А между тем, сказал так святитель Феофан Затворник[428].
Конечно, это рождает у церковных людей некоторую аллергию. Очень часто я вижу, что в церковной среде, за спиной священника, который пробует идти миссионерским путем, возникают различные пересуды. «Как он посмел так сказать?!». Просто осуждающие забыли, что миссионер привел возмутившее их сравнение не в храме, а в школьном классе или в светском доме культуры.
Как-то выходя из одного дома культуры, где была моя лекция, две бабулечки-прихожаночки возмущались: «Ну как же можно так в храме говорить!». Они забыли, что они не в храме, что это была совсем не приходская проповедь, это не всенощное бдение. С другой стороны, я был этому очень рад. Это означает, что я говорил так и о том, что эта бабушка забыла, что она в театре, а не просто стоит у своего подсвечника в церкви. Значит, какая-то церковная атмосфера все же была создана. С другой стороны, поскольку были иные интонации, иные способы контакта с аудиторией, ей это все же резануло по сердцу, вошло в диссонанс с ее привычками.

=======

Условие задания:
Перепишите фрагмент текста выше целиком, слово в слово, ничего не меняя.

Записанные данные:
=======

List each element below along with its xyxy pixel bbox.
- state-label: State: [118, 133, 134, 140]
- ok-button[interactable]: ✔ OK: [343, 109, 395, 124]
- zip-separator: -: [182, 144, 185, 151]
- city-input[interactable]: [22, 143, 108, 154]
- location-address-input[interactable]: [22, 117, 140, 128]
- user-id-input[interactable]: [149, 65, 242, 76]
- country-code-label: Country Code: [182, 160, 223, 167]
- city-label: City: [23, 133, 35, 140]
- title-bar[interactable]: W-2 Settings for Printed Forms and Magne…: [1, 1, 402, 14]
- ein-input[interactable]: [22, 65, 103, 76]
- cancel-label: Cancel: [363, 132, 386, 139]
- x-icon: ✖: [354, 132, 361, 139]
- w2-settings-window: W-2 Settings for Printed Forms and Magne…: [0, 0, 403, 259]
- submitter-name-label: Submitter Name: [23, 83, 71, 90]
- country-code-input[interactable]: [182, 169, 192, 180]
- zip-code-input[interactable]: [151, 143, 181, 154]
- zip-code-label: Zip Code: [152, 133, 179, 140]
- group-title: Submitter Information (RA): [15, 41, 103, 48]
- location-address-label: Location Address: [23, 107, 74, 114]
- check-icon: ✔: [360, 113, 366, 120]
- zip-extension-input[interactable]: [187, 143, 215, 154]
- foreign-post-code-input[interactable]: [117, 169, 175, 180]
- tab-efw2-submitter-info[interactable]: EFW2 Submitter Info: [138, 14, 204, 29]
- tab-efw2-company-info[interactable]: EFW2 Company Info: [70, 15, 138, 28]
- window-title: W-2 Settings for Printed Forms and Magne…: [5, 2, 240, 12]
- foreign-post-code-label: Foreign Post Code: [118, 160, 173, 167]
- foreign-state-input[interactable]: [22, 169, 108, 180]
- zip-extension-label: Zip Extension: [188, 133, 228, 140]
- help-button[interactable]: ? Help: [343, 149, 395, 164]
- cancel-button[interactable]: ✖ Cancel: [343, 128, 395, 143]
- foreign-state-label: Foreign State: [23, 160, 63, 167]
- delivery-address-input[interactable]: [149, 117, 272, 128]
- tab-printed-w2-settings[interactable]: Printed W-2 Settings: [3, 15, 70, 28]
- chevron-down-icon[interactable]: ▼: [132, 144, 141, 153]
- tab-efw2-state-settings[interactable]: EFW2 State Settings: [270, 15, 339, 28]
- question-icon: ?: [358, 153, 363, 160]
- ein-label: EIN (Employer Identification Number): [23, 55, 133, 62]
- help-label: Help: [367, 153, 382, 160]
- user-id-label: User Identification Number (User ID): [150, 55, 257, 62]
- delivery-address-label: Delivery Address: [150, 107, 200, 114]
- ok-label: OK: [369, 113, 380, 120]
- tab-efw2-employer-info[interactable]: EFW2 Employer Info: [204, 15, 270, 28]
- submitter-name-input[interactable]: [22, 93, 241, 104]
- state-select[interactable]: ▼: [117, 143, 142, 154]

=======

Решение задания:
А между тем, сказал так святитель Феофан Затворник[428].
Конечно, это рождает у церковных людей некоторую аллергию. Очень часто я вижу, что в церковной среде, за спиной священника, который пробует идти миссионерским путем, возникают различные пересуды. «Как он посмел так сказать?!». Просто осуждающие забыли, что миссионер привел возмутившее их сравнение не в храме, а в школьном классе или в светском доме культуры.
Как-то выходя из одного дома культуры, где была моя лекция, две бабулечки-прихожаночки возмущались: «Ну как же можно так в храме говорить!». Они забыли, что они не в храме, что это была совсем не приходская проповедь, это не всенощное бдение. С другой стороны, я был этому очень рад. Это означает, что я говорил так и о том, что эта бабушка забыла, что она в театре, а не просто стоит у своего подсвечника в церкви. Значит, какая-то церковная атмосфера все же была создана. С другой стороны, поскольку были иные интонации, иные способы контакта с аудиторией, ей это все же резануло по сердцу, вошло в диссонанс с ее привычками.